• [YOUR TASK]: Locate each line containing the string "Мозг" and copy it out.

• [LISTED RECORDS]:
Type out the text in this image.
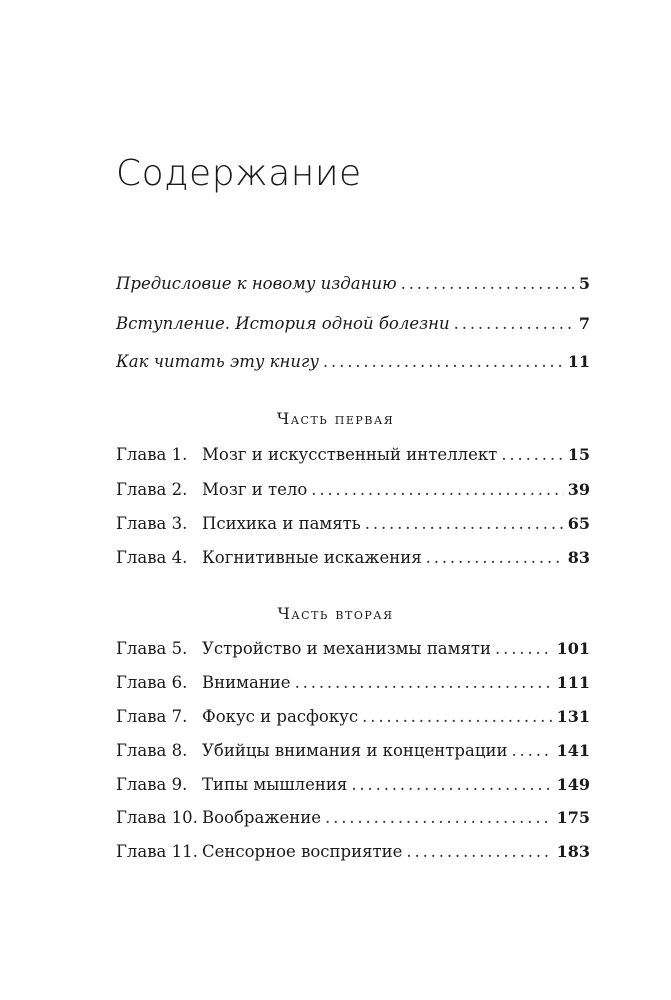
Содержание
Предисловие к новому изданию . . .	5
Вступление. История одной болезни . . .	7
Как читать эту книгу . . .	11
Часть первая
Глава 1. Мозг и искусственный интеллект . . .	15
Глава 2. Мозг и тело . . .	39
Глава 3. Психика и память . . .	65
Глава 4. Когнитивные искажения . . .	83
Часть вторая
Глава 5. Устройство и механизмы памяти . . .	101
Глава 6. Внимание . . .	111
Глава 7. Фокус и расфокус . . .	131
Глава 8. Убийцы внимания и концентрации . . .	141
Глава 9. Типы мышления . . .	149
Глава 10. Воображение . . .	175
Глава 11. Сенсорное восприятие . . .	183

• [OUTPUT FOR THIS TASK]:
Глава 1. Мозг и искусственный интеллект . . .	15
Глава 2. Мозг и тело . . .	39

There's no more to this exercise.